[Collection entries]
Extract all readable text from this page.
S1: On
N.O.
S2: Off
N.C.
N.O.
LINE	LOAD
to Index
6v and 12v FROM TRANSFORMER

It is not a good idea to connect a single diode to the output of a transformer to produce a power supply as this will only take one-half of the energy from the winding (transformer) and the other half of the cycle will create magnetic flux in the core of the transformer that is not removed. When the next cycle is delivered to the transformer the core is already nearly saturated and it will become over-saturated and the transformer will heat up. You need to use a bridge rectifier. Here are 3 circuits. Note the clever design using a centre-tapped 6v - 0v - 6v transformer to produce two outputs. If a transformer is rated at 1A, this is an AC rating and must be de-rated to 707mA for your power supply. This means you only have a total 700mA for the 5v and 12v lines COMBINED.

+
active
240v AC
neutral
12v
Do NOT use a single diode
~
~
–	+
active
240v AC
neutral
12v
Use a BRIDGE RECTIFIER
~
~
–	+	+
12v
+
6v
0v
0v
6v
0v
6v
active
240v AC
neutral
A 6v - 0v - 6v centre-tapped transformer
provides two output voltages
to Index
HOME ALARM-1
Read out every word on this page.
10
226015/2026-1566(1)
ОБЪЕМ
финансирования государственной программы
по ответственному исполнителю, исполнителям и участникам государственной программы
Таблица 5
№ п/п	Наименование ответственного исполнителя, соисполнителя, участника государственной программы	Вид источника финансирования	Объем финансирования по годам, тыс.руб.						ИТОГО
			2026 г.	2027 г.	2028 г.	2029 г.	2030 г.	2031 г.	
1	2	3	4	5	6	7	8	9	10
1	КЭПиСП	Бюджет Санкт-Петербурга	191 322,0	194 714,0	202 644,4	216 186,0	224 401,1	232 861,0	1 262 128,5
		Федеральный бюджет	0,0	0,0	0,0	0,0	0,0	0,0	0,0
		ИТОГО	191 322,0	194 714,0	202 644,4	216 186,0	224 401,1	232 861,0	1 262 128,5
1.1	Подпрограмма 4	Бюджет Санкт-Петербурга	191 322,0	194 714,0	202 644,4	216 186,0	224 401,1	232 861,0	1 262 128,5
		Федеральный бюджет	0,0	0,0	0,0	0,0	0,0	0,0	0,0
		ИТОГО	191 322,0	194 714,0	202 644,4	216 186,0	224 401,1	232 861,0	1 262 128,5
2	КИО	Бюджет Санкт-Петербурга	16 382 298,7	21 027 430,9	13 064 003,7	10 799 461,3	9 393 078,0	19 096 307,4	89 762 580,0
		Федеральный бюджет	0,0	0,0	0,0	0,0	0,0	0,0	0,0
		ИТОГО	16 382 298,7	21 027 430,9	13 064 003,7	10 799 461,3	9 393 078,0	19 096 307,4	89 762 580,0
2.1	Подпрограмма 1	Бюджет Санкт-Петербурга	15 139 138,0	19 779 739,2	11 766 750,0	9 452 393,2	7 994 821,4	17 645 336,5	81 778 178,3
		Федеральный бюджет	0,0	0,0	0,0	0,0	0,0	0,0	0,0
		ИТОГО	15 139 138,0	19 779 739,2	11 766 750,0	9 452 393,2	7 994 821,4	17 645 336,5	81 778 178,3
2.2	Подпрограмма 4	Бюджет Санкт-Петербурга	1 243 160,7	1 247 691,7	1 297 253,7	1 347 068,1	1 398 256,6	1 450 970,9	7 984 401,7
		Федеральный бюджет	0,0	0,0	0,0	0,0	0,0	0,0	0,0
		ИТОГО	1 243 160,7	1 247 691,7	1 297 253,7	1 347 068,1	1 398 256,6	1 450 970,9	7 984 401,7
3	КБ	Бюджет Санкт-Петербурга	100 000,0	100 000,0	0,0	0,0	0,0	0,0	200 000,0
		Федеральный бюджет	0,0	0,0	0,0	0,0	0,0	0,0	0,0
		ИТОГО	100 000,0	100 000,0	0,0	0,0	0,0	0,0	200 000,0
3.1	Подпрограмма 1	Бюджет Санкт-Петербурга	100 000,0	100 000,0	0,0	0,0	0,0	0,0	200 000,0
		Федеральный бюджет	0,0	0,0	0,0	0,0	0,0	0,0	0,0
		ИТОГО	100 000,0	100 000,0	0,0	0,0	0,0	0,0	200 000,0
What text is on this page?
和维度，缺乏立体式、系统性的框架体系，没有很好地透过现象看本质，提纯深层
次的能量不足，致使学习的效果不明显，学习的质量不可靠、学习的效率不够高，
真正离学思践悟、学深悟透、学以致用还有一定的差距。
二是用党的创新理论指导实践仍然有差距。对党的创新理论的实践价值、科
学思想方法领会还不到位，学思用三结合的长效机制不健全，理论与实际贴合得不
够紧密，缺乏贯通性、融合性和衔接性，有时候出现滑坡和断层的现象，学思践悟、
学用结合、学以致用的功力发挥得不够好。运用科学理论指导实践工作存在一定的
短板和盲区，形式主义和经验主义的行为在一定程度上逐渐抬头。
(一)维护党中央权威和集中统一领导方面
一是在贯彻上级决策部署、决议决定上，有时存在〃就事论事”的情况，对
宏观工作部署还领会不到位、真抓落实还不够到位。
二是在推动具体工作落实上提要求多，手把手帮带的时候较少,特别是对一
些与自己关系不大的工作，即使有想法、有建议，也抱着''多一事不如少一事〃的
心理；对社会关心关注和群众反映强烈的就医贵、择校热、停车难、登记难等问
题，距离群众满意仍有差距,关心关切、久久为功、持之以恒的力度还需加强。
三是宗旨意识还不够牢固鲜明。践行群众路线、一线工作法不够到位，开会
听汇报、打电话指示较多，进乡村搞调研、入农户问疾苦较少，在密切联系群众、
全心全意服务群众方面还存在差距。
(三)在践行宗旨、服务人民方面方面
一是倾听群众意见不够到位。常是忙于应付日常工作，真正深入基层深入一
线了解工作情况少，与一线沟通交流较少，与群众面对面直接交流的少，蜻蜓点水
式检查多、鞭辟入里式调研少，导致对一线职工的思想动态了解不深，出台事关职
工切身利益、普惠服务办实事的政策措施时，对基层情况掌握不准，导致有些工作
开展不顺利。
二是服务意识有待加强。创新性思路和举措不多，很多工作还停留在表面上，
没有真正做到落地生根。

• [THE REQUEST]: Reproduce the material above exactly; please quote every line of it.

• [EXERCISE OUTPUT]:
Extract all readable text from this page.
S1: On
N.O.
S2: Off
N.C.
N.O.
LINE	LOAD
to Index
6v and 12v FROM TRANSFORMER

It is not a good idea to connect a single diode to the output of a transformer to produce a power supply as this will only take one-half of the energy from the winding (transformer) and the other half of the cycle will create magnetic flux in the core of the transformer that is not removed. When the next cycle is delivered to the transformer the core is already nearly saturated and it will become over-saturated and the transformer will heat up. You need to use a bridge rectifier. Here are 3 circuits. Note the clever design using a centre-tapped 6v - 0v - 6v transformer to produce two outputs. If a transformer is rated at 1A, this is an AC rating and must be de-rated to 707mA for your power supply. This means you only have a total 700mA for the 5v and 12v lines COMBINED.

+
active
240v AC
neutral
12v
Do NOT use a single diode
~
~
–	+
active
240v AC
neutral
12v
Use a BRIDGE RECTIFIER
~
~
–	+	+
12v
+
6v
0v
0v
6v
0v
6v
active
240v AC
neutral
A 6v - 0v - 6v centre-tapped transformer
provides two output voltages
to Index
HOME ALARM-1
Read out every word on this page.
10
226015/2026-1566(1)
ОБЪЕМ
финансирования государственной программы
по ответственному исполнителю, исполнителям и участникам государственной программы
Таблица 5
№ п/п	Наименование ответственного исполнителя, соисполнителя, участника государственной программы	Вид источника финансирования	Объем финансирования по годам, тыс.руб.						ИТОГО
			2026 г.	2027 г.	2028 г.	2029 г.	2030 г.	2031 г.	
1	2	3	4	5	6	7	8	9	10
1	КЭПиСП	Бюджет Санкт-Петербурга	191 322,0	194 714,0	202 644,4	216 186,0	224 401,1	232 861,0	1 262 128,5
		Федеральный бюджет	0,0	0,0	0,0	0,0	0,0	0,0	0,0
		ИТОГО	191 322,0	194 714,0	202 644,4	216 186,0	224 401,1	232 861,0	1 262 128,5
1.1	Подпрограмма 4	Бюджет Санкт-Петербурга	191 322,0	194 714,0	202 644,4	216 186,0	224 401,1	232 861,0	1 262 128,5
		Федеральный бюджет	0,0	0,0	0,0	0,0	0,0	0,0	0,0
		ИТОГО	191 322,0	194 714,0	202 644,4	216 186,0	224 401,1	232 861,0	1 262 128,5
2	КИО	Бюджет Санкт-Петербурга	16 382 298,7	21 027 430,9	13 064 003,7	10 799 461,3	9 393 078,0	19 096 307,4	89 762 580,0
		Федеральный бюджет	0,0	0,0	0,0	0,0	0,0	0,0	0,0
		ИТОГО	16 382 298,7	21 027 430,9	13 064 003,7	10 799 461,3	9 393 078,0	19 096 307,4	89 762 580,0
2.1	Подпрограмма 1	Бюджет Санкт-Петербурга	15 139 138,0	19 779 739,2	11 766 750,0	9 452 393,2	7 994 821,4	17 645 336,5	81 778 178,3
		Федеральный бюджет	0,0	0,0	0,0	0,0	0,0	0,0	0,0
		ИТОГО	15 139 138,0	19 779 739,2	11 766 750,0	9 452 393,2	7 994 821,4	17 645 336,5	81 778 178,3
2.2	Подпрограмма 4	Бюджет Санкт-Петербурга	1 243 160,7	1 247 691,7	1 297 253,7	1 347 068,1	1 398 256,6	1 450 970,9	7 984 401,7
		Федеральный бюджет	0,0	0,0	0,0	0,0	0,0	0,0	0,0
		ИТОГО	1 243 160,7	1 247 691,7	1 297 253,7	1 347 068,1	1 398 256,6	1 450 970,9	7 984 401,7
3	КБ	Бюджет Санкт-Петербурга	100 000,0	100 000,0	0,0	0,0	0,0	0,0	200 000,0
		Федеральный бюджет	0,0	0,0	0,0	0,0	0,0	0,0	0,0
		ИТОГО	100 000,0	100 000,0	0,0	0,0	0,0	0,0	200 000,0
3.1	Подпрограмма 1	Бюджет Санкт-Петербурга	100 000,0	100 000,0	0,0	0,0	0,0	0,0	200 000,0
		Федеральный бюджет	0,0	0,0	0,0	0,0	0,0	0,0	0,0
		ИТОГО	100 000,0	100 000,0	0,0	0,0	0,0	0,0	200 000,0
What text is on this page?
和维度，缺乏立体式、系统性的框架体系，没有很好地透过现象看本质，提纯深层
次的能量不足，致使学习的效果不明显，学习的质量不可靠、学习的效率不够高，
真正离学思践悟、学深悟透、学以致用还有一定的差距。
二是用党的创新理论指导实践仍然有差距。对党的创新理论的实践价值、科
学思想方法领会还不到位，学思用三结合的长效机制不健全，理论与实际贴合得不
够紧密，缺乏贯通性、融合性和衔接性，有时候出现滑坡和断层的现象，学思践悟、
学用结合、学以致用的功力发挥得不够好。运用科学理论指导实践工作存在一定的
短板和盲区，形式主义和经验主义的行为在一定程度上逐渐抬头。
(一)维护党中央权威和集中统一领导方面
一是在贯彻上级决策部署、决议决定上，有时存在〃就事论事”的情况，对
宏观工作部署还领会不到位、真抓落实还不够到位。
二是在推动具体工作落实上提要求多，手把手帮带的时候较少,特别是对一
些与自己关系不大的工作，即使有想法、有建议，也抱着''多一事不如少一事〃的
心理；对社会关心关注和群众反映强烈的就医贵、择校热、停车难、登记难等问
题，距离群众满意仍有差距,关心关切、久久为功、持之以恒的力度还需加强。
三是宗旨意识还不够牢固鲜明。践行群众路线、一线工作法不够到位，开会
听汇报、打电话指示较多，进乡村搞调研、入农户问疾苦较少，在密切联系群众、
全心全意服务群众方面还存在差距。
(三)在践行宗旨、服务人民方面方面
一是倾听群众意见不够到位。常是忙于应付日常工作，真正深入基层深入一
线了解工作情况少，与一线沟通交流较少，与群众面对面直接交流的少，蜻蜓点水
式检查多、鞭辟入里式调研少，导致对一线职工的思想动态了解不深，出台事关职
工切身利益、普惠服务办实事的政策措施时，对基层情况掌握不准，导致有些工作
开展不顺利。
二是服务意识有待加强。创新性思路和举措不多，很多工作还停留在表面上，
没有真正做到落地生根。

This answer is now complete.